## What you need to do
Your task is to repeat all of the material exactly.

[Stored dataset items]
◆ ◆ ◆ ◆
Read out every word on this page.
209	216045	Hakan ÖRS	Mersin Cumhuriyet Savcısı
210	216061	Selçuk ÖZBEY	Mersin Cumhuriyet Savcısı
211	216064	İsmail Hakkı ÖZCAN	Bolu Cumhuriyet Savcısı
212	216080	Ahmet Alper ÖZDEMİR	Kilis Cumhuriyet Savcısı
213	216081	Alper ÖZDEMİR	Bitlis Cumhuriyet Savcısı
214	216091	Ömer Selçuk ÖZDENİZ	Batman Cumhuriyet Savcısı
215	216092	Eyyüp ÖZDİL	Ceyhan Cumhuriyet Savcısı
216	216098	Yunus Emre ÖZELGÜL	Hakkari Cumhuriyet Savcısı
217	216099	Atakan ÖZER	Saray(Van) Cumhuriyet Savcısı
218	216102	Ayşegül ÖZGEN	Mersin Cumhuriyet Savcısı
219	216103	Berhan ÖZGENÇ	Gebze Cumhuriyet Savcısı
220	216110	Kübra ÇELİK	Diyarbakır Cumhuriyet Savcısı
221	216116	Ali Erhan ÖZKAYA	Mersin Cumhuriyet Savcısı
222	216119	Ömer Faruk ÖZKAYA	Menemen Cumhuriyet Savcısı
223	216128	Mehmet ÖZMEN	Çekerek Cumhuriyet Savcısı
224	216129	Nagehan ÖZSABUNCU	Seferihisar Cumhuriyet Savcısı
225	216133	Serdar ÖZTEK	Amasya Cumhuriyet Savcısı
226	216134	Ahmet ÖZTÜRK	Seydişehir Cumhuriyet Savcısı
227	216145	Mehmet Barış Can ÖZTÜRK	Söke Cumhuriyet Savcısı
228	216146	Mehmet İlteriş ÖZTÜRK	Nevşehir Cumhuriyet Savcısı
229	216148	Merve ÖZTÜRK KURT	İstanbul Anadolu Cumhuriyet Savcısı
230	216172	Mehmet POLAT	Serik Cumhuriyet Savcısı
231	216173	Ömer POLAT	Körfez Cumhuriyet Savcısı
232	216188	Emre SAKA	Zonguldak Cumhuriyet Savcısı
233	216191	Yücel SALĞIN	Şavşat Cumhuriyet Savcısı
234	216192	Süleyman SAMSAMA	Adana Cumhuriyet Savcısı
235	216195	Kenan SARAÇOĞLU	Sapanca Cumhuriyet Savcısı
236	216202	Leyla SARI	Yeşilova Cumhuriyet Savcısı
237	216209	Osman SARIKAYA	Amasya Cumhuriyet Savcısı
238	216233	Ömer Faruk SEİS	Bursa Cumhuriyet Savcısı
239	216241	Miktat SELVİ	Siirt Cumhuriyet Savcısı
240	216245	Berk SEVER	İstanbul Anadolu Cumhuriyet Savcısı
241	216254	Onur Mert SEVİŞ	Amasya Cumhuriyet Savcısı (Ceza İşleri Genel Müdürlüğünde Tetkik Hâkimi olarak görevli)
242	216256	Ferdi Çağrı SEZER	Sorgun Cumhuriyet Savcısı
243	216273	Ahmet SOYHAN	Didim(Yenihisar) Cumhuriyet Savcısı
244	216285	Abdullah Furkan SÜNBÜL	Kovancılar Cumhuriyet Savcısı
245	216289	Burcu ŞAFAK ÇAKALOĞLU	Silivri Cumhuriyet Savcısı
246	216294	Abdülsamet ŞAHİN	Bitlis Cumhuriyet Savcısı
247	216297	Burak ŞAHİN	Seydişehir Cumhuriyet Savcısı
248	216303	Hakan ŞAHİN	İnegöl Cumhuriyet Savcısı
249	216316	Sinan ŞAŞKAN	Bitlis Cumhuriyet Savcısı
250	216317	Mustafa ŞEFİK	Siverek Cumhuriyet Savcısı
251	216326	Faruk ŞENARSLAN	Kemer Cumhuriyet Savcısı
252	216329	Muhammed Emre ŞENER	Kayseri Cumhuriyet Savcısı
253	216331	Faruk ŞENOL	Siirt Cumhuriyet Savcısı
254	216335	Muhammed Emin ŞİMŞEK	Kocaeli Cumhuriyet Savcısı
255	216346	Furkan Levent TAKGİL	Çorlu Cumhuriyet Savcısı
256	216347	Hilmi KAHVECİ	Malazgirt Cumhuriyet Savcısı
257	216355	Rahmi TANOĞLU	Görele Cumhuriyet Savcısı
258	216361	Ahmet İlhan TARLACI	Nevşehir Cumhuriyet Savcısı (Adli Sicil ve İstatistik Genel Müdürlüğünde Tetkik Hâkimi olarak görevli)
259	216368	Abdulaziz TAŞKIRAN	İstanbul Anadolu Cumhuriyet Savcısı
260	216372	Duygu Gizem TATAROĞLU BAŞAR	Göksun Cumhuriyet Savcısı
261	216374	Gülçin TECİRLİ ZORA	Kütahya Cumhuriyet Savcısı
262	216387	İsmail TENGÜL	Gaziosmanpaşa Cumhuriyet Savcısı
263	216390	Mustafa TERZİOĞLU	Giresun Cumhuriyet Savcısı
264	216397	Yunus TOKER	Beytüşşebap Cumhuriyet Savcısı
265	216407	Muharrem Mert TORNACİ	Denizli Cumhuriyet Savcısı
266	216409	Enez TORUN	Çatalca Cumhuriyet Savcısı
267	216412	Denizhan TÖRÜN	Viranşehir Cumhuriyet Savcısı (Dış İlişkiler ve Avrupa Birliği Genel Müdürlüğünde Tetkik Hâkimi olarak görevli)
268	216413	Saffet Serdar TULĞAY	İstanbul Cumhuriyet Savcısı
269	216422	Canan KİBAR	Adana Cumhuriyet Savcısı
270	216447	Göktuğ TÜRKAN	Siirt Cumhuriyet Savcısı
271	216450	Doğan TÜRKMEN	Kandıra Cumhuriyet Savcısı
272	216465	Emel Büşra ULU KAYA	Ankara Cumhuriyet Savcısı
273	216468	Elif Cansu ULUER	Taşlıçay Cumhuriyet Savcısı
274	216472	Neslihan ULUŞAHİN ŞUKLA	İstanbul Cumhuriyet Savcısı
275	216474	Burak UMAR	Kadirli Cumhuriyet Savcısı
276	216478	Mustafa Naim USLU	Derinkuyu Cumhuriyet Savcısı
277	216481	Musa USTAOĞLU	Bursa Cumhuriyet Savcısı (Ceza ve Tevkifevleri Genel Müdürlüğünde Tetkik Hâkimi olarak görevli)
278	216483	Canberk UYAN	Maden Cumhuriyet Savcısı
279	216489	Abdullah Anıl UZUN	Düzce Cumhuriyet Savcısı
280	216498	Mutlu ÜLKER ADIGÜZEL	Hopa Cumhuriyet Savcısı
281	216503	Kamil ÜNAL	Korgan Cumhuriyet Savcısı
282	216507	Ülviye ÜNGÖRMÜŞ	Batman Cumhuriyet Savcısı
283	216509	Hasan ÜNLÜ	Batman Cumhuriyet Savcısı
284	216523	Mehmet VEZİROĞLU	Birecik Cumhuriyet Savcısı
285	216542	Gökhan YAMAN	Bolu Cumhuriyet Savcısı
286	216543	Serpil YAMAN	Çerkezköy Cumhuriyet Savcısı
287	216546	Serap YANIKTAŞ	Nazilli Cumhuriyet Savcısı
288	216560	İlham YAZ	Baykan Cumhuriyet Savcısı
◆ ◆ ◆ ◆
## Response to this task
Read out every word on this page.
209	216045	Hakan ÖRS	Mersin Cumhuriyet Savcısı
210	216061	Selçuk ÖZBEY	Mersin Cumhuriyet Savcısı
211	216064	İsmail Hakkı ÖZCAN	Bolu Cumhuriyet Savcısı
212	216080	Ahmet Alper ÖZDEMİR	Kilis Cumhuriyet Savcısı
213	216081	Alper ÖZDEMİR	Bitlis Cumhuriyet Savcısı
214	216091	Ömer Selçuk ÖZDENİZ	Batman Cumhuriyet Savcısı
215	216092	Eyyüp ÖZDİL	Ceyhan Cumhuriyet Savcısı
216	216098	Yunus Emre ÖZELGÜL	Hakkari Cumhuriyet Savcısı
217	216099	Atakan ÖZER	Saray(Van) Cumhuriyet Savcısı
218	216102	Ayşegül ÖZGEN	Mersin Cumhuriyet Savcısı
219	216103	Berhan ÖZGENÇ	Gebze Cumhuriyet Savcısı
220	216110	Kübra ÇELİK	Diyarbakır Cumhuriyet Savcısı
221	216116	Ali Erhan ÖZKAYA	Mersin Cumhuriyet Savcısı
222	216119	Ömer Faruk ÖZKAYA	Menemen Cumhuriyet Savcısı
223	216128	Mehmet ÖZMEN	Çekerek Cumhuriyet Savcısı
224	216129	Nagehan ÖZSABUNCU	Seferihisar Cumhuriyet Savcısı
225	216133	Serdar ÖZTEK	Amasya Cumhuriyet Savcısı
226	216134	Ahmet ÖZTÜRK	Seydişehir Cumhuriyet Savcısı
227	216145	Mehmet Barış Can ÖZTÜRK	Söke Cumhuriyet Savcısı
228	216146	Mehmet İlteriş ÖZTÜRK	Nevşehir Cumhuriyet Savcısı
229	216148	Merve ÖZTÜRK KURT	İstanbul Anadolu Cumhuriyet Savcısı
230	216172	Mehmet POLAT	Serik Cumhuriyet Savcısı
231	216173	Ömer POLAT	Körfez Cumhuriyet Savcısı
232	216188	Emre SAKA	Zonguldak Cumhuriyet Savcısı
233	216191	Yücel SALĞIN	Şavşat Cumhuriyet Savcısı
234	216192	Süleyman SAMSAMA	Adana Cumhuriyet Savcısı
235	216195	Kenan SARAÇOĞLU	Sapanca Cumhuriyet Savcısı
236	216202	Leyla SARI	Yeşilova Cumhuriyet Savcısı
237	216209	Osman SARIKAYA	Amasya Cumhuriyet Savcısı
238	216233	Ömer Faruk SEİS	Bursa Cumhuriyet Savcısı
239	216241	Miktat SELVİ	Siirt Cumhuriyet Savcısı
240	216245	Berk SEVER	İstanbul Anadolu Cumhuriyet Savcısı
241	216254	Onur Mert SEVİŞ	Amasya Cumhuriyet Savcısı (Ceza İşleri Genel Müdürlüğünde Tetkik Hâkimi olarak görevli)
242	216256	Ferdi Çağrı SEZER	Sorgun Cumhuriyet Savcısı
243	216273	Ahmet SOYHAN	Didim(Yenihisar) Cumhuriyet Savcısı
244	216285	Abdullah Furkan SÜNBÜL	Kovancılar Cumhuriyet Savcısı
245	216289	Burcu ŞAFAK ÇAKALOĞLU	Silivri Cumhuriyet Savcısı
246	216294	Abdülsamet ŞAHİN	Bitlis Cumhuriyet Savcısı
247	216297	Burak ŞAHİN	Seydişehir Cumhuriyet Savcısı
248	216303	Hakan ŞAHİN	İnegöl Cumhuriyet Savcısı
249	216316	Sinan ŞAŞKAN	Bitlis Cumhuriyet Savcısı
250	216317	Mustafa ŞEFİK	Siverek Cumhuriyet Savcısı
251	216326	Faruk ŞENARSLAN	Kemer Cumhuriyet Savcısı
252	216329	Muhammed Emre ŞENER	Kayseri Cumhuriyet Savcısı
253	216331	Faruk ŞENOL	Siirt Cumhuriyet Savcısı
254	216335	Muhammed Emin ŞİMŞEK	Kocaeli Cumhuriyet Savcısı
255	216346	Furkan Levent TAKGİL	Çorlu Cumhuriyet Savcısı
256	216347	Hilmi KAHVECİ	Malazgirt Cumhuriyet Savcısı
257	216355	Rahmi TANOĞLU	Görele Cumhuriyet Savcısı
258	216361	Ahmet İlhan TARLACI	Nevşehir Cumhuriyet Savcısı (Adli Sicil ve İstatistik Genel Müdürlüğünde Tetkik Hâkimi olarak görevli)
259	216368	Abdulaziz TAŞKIRAN	İstanbul Anadolu Cumhuriyet Savcısı
260	216372	Duygu Gizem TATAROĞLU BAŞAR	Göksun Cumhuriyet Savcısı
261	216374	Gülçin TECİRLİ ZORA	Kütahya Cumhuriyet Savcısı
262	216387	İsmail TENGÜL	Gaziosmanpaşa Cumhuriyet Savcısı
263	216390	Mustafa TERZİOĞLU	Giresun Cumhuriyet Savcısı
264	216397	Yunus TOKER	Beytüşşebap Cumhuriyet Savcısı
265	216407	Muharrem Mert TORNACİ	Denizli Cumhuriyet Savcısı
266	216409	Enez TORUN	Çatalca Cumhuriyet Savcısı
267	216412	Denizhan TÖRÜN	Viranşehir Cumhuriyet Savcısı (Dış İlişkiler ve Avrupa Birliği Genel Müdürlüğünde Tetkik Hâkimi olarak görevli)
268	216413	Saffet Serdar TULĞAY	İstanbul Cumhuriyet Savcısı
269	216422	Canan KİBAR	Adana Cumhuriyet Savcısı
270	216447	Göktuğ TÜRKAN	Siirt Cumhuriyet Savcısı
271	216450	Doğan TÜRKMEN	Kandıra Cumhuriyet Savcısı
272	216465	Emel Büşra ULU KAYA	Ankara Cumhuriyet Savcısı
273	216468	Elif Cansu ULUER	Taşlıçay Cumhuriyet Savcısı
274	216472	Neslihan ULUŞAHİN ŞUKLA	İstanbul Cumhuriyet Savcısı
275	216474	Burak UMAR	Kadirli Cumhuriyet Savcısı
276	216478	Mustafa Naim USLU	Derinkuyu Cumhuriyet Savcısı
277	216481	Musa USTAOĞLU	Bursa Cumhuriyet Savcısı (Ceza ve Tevkifevleri Genel Müdürlüğünde Tetkik Hâkimi olarak görevli)
278	216483	Canberk UYAN	Maden Cumhuriyet Savcısı
279	216489	Abdullah Anıl UZUN	Düzce Cumhuriyet Savcısı
280	216498	Mutlu ÜLKER ADIGÜZEL	Hopa Cumhuriyet Savcısı
281	216503	Kamil ÜNAL	Korgan Cumhuriyet Savcısı
282	216507	Ülviye ÜNGÖRMÜŞ	Batman Cumhuriyet Savcısı
283	216509	Hasan ÜNLÜ	Batman Cumhuriyet Savcısı
284	216523	Mehmet VEZİROĞLU	Birecik Cumhuriyet Savcısı
285	216542	Gökhan YAMAN	Bolu Cumhuriyet Savcısı
286	216543	Serpil YAMAN	Çerkezköy Cumhuriyet Savcısı
287	216546	Serap YANIKTAŞ	Nazilli Cumhuriyet Savcısı
288	216560	İlham YAZ	Baykan Cumhuriyet Savcısı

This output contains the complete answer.